### Work required
Using the data below, gather each line that includes the word "края".

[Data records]
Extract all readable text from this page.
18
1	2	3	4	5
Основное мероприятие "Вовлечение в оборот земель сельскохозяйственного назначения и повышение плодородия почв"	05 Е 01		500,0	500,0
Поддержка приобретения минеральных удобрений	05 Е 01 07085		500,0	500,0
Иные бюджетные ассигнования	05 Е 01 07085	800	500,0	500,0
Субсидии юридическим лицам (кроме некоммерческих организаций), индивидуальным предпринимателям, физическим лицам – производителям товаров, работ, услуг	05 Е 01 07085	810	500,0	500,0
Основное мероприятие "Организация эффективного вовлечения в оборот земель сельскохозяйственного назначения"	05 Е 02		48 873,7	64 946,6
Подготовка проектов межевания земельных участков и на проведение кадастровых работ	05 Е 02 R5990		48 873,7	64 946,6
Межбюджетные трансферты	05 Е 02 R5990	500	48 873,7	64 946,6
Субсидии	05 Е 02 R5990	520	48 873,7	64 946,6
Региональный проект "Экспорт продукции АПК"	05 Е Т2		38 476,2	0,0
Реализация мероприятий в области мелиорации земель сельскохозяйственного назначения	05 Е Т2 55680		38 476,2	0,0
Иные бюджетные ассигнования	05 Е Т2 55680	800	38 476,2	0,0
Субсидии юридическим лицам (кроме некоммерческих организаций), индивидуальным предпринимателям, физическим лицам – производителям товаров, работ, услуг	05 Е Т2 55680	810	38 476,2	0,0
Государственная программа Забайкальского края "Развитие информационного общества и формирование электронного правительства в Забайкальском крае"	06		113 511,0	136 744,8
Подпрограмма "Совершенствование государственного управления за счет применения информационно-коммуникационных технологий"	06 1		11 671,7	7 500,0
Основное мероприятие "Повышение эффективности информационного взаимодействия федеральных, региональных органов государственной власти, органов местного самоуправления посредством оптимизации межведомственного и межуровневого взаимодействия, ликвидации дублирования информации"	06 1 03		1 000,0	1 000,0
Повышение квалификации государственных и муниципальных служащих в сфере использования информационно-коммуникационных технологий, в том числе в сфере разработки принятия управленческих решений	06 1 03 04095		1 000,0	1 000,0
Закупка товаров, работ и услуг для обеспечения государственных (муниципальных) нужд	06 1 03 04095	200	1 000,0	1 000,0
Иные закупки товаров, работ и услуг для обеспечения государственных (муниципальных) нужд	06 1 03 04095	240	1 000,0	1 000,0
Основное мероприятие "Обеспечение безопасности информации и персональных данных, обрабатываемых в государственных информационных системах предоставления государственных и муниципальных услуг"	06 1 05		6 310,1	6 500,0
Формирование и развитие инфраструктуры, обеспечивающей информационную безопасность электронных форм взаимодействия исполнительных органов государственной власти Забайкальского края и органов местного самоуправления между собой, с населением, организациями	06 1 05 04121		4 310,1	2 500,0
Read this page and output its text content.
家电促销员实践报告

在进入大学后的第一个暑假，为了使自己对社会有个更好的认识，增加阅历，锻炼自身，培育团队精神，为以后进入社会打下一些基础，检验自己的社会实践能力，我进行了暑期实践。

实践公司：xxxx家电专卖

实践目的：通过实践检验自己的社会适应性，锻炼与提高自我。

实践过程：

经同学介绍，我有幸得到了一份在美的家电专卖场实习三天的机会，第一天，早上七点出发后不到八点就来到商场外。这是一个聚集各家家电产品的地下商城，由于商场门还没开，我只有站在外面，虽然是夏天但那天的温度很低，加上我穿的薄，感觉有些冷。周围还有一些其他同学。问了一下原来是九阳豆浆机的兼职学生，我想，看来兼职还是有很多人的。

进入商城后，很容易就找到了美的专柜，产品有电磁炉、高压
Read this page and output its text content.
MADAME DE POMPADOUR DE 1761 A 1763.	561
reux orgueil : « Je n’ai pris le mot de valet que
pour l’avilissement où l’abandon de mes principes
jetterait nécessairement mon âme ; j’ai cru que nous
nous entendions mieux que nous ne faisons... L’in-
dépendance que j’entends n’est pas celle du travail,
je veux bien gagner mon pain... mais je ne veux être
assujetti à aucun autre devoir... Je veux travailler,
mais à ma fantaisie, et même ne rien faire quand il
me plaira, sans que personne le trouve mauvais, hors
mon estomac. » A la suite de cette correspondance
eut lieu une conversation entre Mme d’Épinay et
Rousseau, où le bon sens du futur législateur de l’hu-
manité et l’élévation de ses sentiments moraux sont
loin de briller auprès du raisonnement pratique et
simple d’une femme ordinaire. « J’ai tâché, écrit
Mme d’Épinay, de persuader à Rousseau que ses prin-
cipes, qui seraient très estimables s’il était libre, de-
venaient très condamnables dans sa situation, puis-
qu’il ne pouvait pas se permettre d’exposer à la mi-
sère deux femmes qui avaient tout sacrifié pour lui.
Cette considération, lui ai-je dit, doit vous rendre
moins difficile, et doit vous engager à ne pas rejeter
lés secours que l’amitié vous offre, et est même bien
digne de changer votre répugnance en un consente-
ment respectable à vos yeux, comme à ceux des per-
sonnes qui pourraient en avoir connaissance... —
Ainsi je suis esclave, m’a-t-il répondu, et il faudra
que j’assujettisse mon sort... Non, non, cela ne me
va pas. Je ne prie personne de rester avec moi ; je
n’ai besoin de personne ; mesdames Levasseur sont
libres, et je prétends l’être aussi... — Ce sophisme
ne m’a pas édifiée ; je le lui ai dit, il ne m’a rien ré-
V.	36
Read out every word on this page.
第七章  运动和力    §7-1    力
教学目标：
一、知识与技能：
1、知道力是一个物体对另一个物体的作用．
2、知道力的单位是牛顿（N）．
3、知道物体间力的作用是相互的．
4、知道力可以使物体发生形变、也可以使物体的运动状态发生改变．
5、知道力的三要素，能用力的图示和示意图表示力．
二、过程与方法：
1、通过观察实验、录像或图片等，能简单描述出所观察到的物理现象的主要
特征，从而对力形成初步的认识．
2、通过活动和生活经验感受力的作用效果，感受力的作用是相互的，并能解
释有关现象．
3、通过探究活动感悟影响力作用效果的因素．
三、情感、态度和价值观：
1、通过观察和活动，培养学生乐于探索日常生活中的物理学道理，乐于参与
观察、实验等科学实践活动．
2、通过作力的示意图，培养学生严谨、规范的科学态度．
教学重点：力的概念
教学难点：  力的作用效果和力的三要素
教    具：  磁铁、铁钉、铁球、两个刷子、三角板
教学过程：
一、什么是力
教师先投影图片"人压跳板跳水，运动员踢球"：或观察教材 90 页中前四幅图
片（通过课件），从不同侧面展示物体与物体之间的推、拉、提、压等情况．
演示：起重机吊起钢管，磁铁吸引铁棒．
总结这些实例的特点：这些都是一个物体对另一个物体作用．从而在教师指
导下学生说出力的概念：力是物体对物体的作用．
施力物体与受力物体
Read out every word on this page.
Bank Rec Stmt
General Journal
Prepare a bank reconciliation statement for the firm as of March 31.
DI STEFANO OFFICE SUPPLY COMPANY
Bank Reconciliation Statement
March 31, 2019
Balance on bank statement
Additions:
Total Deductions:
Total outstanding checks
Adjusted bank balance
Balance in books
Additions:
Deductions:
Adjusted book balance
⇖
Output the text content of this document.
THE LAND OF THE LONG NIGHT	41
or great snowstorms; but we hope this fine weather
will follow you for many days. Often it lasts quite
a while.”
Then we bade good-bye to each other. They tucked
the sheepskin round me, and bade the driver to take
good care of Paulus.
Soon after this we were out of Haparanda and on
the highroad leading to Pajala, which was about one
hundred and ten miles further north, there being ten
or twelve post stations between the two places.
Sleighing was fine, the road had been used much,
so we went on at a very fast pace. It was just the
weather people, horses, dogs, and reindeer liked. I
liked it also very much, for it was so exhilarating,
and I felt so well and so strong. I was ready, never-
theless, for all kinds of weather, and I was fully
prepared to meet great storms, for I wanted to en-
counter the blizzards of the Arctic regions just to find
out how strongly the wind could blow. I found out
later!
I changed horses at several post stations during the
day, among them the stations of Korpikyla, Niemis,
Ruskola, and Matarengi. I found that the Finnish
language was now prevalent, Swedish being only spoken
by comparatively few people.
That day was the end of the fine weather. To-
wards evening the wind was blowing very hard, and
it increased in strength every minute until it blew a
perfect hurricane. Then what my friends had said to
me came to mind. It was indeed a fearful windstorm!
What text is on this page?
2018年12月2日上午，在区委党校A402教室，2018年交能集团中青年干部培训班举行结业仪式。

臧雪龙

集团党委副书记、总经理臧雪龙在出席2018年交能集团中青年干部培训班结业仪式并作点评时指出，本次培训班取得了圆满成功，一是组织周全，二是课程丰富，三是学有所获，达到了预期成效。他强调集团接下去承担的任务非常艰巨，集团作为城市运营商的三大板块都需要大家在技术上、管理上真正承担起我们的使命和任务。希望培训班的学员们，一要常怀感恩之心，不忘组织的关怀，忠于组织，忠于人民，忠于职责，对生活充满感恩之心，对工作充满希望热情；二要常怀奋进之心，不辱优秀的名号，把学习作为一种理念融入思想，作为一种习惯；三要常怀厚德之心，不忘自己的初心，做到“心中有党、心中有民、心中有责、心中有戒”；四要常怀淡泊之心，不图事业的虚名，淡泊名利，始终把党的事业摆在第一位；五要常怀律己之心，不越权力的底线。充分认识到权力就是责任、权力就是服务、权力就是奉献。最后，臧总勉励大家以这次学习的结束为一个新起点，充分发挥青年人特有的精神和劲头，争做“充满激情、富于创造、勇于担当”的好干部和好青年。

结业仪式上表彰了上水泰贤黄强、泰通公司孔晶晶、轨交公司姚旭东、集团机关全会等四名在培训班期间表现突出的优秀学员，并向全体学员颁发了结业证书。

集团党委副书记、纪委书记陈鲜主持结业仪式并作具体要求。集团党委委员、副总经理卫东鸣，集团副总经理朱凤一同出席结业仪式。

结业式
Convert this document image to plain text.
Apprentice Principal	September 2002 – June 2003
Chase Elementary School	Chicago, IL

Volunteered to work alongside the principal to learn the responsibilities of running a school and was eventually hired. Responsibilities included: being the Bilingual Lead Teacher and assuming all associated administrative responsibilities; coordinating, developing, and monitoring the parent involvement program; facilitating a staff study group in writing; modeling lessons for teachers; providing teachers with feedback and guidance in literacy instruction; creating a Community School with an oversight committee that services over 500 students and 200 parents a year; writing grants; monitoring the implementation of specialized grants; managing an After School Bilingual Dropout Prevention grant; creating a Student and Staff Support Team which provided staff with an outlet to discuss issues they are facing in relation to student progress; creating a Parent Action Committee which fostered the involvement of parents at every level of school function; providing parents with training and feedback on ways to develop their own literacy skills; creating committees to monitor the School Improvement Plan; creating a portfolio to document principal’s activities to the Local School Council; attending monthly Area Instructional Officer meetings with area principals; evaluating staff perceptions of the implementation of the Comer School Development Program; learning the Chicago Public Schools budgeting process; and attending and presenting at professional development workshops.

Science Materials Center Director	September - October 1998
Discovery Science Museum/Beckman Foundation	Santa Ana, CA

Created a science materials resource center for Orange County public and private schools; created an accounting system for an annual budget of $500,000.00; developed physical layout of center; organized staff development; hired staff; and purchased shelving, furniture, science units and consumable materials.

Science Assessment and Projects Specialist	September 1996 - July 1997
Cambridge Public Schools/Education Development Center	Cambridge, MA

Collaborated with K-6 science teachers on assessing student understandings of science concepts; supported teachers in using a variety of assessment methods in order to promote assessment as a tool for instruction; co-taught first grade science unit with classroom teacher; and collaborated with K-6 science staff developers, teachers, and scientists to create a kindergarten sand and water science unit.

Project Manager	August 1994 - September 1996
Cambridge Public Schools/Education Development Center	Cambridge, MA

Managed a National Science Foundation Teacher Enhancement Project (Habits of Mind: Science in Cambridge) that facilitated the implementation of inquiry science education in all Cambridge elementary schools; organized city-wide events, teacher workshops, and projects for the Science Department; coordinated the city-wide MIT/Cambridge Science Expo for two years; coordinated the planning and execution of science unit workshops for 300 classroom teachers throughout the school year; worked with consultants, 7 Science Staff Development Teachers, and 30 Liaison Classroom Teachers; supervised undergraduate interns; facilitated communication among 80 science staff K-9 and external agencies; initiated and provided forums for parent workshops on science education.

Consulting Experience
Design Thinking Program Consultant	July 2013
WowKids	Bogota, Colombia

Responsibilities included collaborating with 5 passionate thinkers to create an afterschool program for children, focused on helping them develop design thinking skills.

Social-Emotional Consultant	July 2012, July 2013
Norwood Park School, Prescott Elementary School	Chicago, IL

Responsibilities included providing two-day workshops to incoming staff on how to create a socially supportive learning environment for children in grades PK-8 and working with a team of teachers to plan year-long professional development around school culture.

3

### Solution for this problem
Государственная программа Забайкальского края "Развитие информационного общества и формирование электронного правительства в Забайкальском крае"	06		113 511,0	136 744,8
Формирование и развитие инфраструктуры, обеспечивающей информационную безопасность электронных форм взаимодействия исполнительных органов государственной власти Забайкальского края и органов местного самоуправления между собой, с населением, организациями	06 1 05 04121		4 310,1	2 500,0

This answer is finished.